> [EXERCISE REQUIREMENTS]: Every line below that contains "caption" is to be copied.

-- Start of MATERIAL FOR THIS EXERCISE --

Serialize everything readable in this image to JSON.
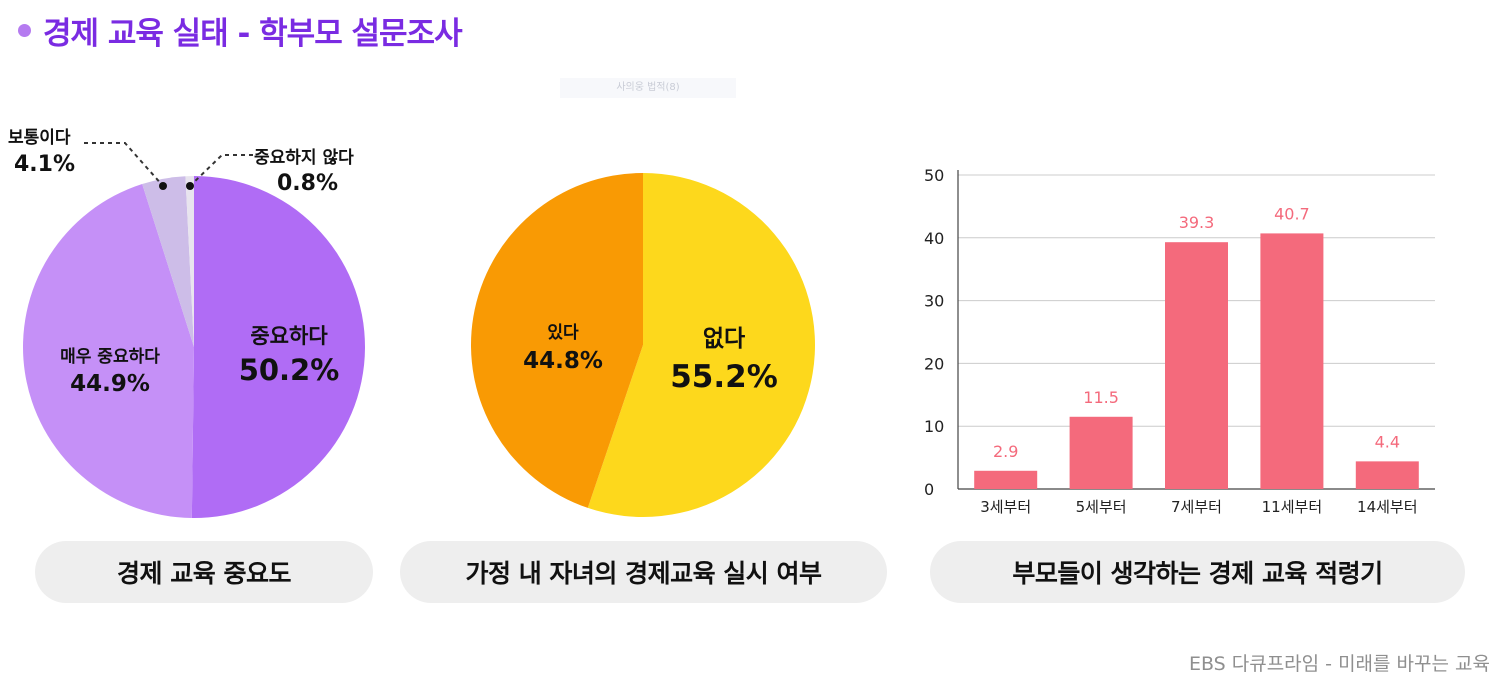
{
  "header": {
    "title": "경제 교육 실태 - 학부모 설문조사"
  },
  "faint_label": "사의웅 법적(8)",
  "footer": "EBS 다큐프라임 - 미래를 바꾸는 교육",
  "colors": {
    "title": "#7a2be2",
    "dot": "#b57bf0",
    "bar": "#f46a7c",
    "bar_label": "#f46a7c"
  },
  "chart_data": [
    {
      "type": "pie",
      "caption": "경제 교육 중요도",
      "slices": [
        {
          "name": "중요하다",
          "value": 50.2,
          "label": "50.2%",
          "color": "#b06cf5"
        },
        {
          "name": "매우 중요하다",
          "value": 44.9,
          "label": "44.9%",
          "color": "#c590f7"
        },
        {
          "name": "보통이다",
          "value": 4.1,
          "label": "4.1%",
          "color": "#cdbde8"
        },
        {
          "name": "중요하지 않다",
          "value": 0.8,
          "label": "0.8%",
          "color": "#e8e4ee"
        }
      ]
    },
    {
      "type": "pie",
      "caption": "가정 내 자녀의 경제교육 실시 여부",
      "slices": [
        {
          "name": "없다",
          "value": 55.2,
          "label": "55.2%",
          "color": "#fdd81c"
        },
        {
          "name": "있다",
          "value": 44.8,
          "label": "44.8%",
          "color": "#f99a04"
        }
      ]
    },
    {
      "type": "bar",
      "caption": "부모들이 생각하는 경제 교육 적령기",
      "categories": [
        "3세부터",
        "5세부터",
        "7세부터",
        "11세부터",
        "14세부터"
      ],
      "values": [
        2.9,
        11.5,
        39.3,
        40.7,
        4.4
      ],
      "value_labels": [
        "2.9",
        "11.5",
        "39.3",
        "40.7",
        "4.4"
      ],
      "ylim": [
        0,
        50
      ],
      "yticks": [
        0,
        10,
        20,
        30,
        40,
        50
      ],
      "grid": true
    }
  ]
}
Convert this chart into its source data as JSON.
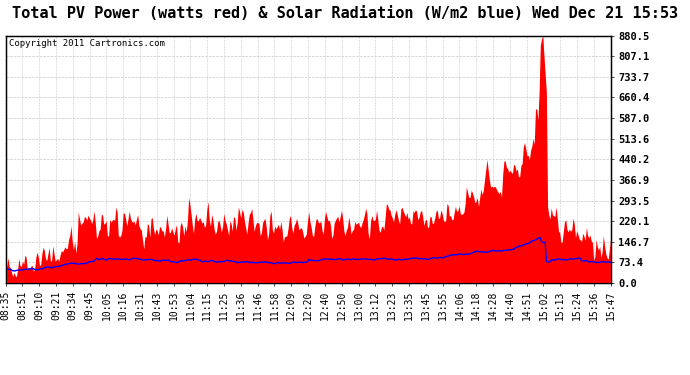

-- End of MATERIAL FOR THIS EXERCISE --

> [WRITTEN SOLUTION]:
      "caption": "경제 교육 중요도",
      "caption": "가정 내 자녀의 경제교육 실시 여부",
      "caption": "부모들이 생각하는 경제 교육 적령기",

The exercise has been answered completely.